:: Supplied records

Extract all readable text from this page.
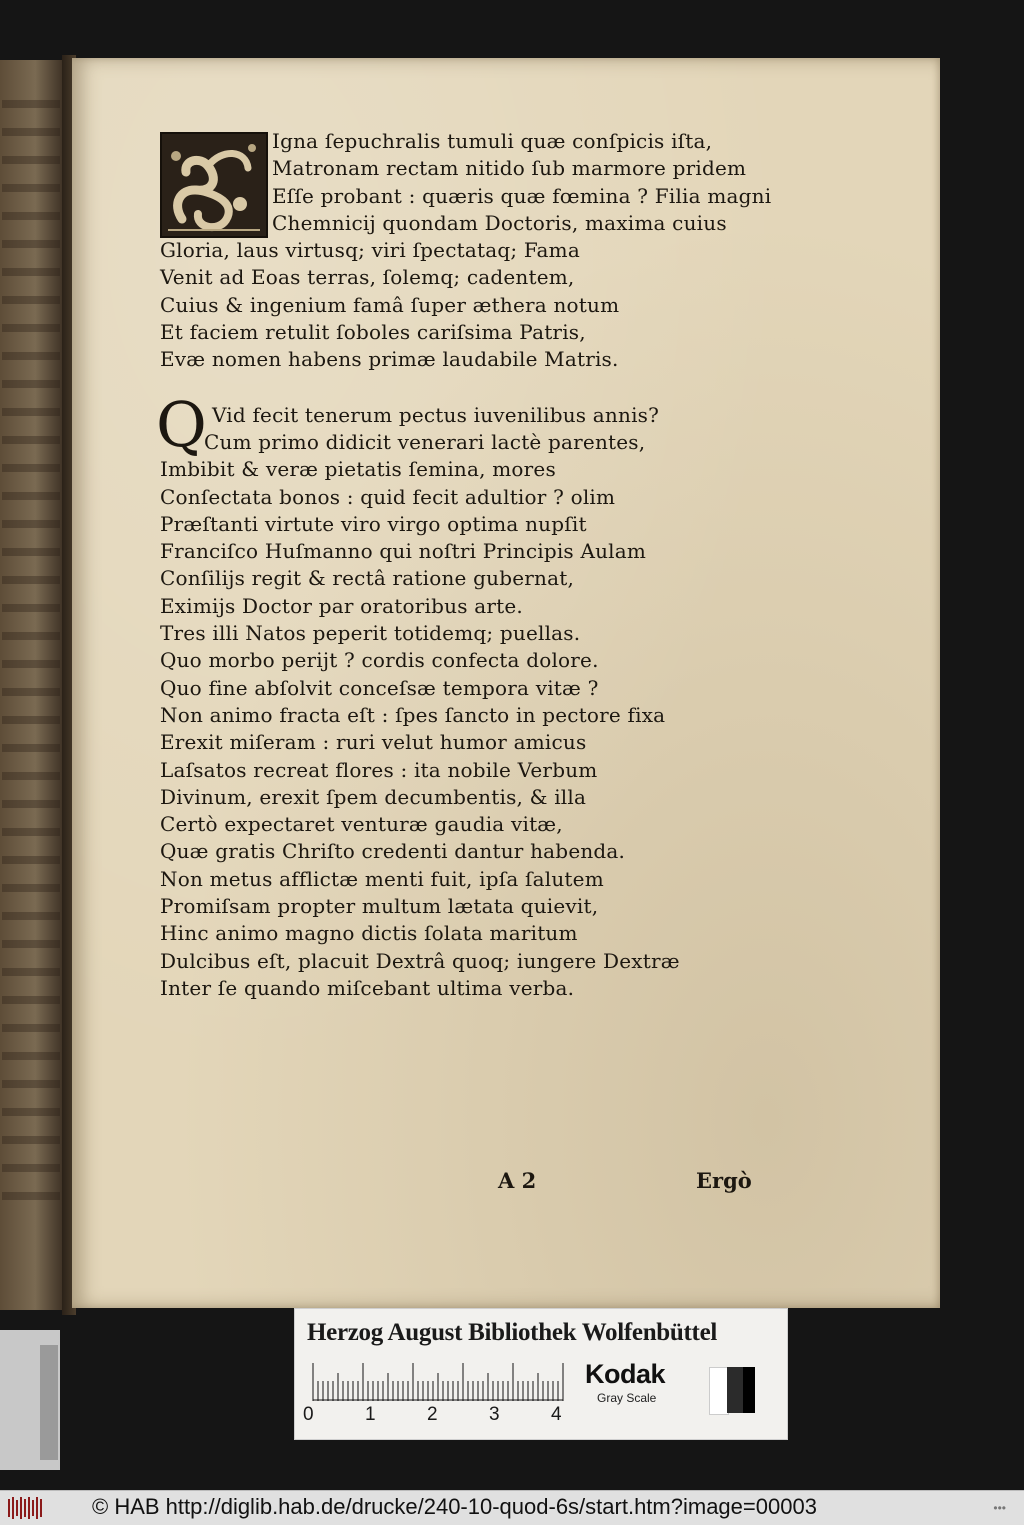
Igna ſepuchralis tumuli quæ conſpicis iſta,
Matronam rectam nitido ſub marmore pridem
Eſſe probant : quæris quæ fœmina ? Filia magni
Chemnicij quondam Doctoris, maxima cuius
Gloria, laus virtusq; viri ſpectataq; Fama
Venit ad Eoas terras, ſolemq; cadentem,
Cuius & ingenium famâ ſuper æthera notum
Et faciem retulit ſoboles cariſsima Patris,
Evæ nomen habens primæ laudabile Matris.
Q Vid fecit tenerum pectus iuvenilibus annis?
Cum primo didicit venerari lactè parentes,
Imbibit & veræ pietatis ſemina, mores
Conſectata bonos : quid fecit adultior ? olim
Præſtanti virtute viro virgo optima nupſit
Franciſco Huſmanno qui noſtri Principis Aulam
Conſilijs regit & rectâ ratione gubernat,
Eximijs Doctor par oratoribus arte.
Tres illi Natos peperit totidemq; puellas.
Quo morbo perijt ? cordis confecta dolore.
Quo fine abſolvit conceſsæ tempora vitæ ?
Non animo fracta eſt : ſpes ſancto in pectore fixa
Erexit miſeram : ruri velut humor amicus
Laſsatos recreat flores : ita nobile Verbum
Divinum, erexit ſpem decumbentis, & illa
Certò expectaret venturæ gaudia vitæ,
Quæ gratis Chriſto credenti dantur habenda.
Non metus afflictæ menti fuit, ipſa ſalutem
Promiſsam propter multum lætata quievit,
Hinc animo magno dictis ſolata maritum
Dulcibus eſt, placuit Dextrâ quoq; iungere Dextræ
Inter ſe quando miſcebant ultima verba.
A 2	Ergò
Herzog August Bibliothek Wolfenbüttel
0	1	2	3	4
Kodak
Gray Scale
© HAB http://diglib.hab.de/drucke/240-10-quod-6s/start.htm?image=00003	•••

::::

> Requirements: Lines of the listing that contain the word "vitæ" are to be counted; report only their number.

> Result of this task: 2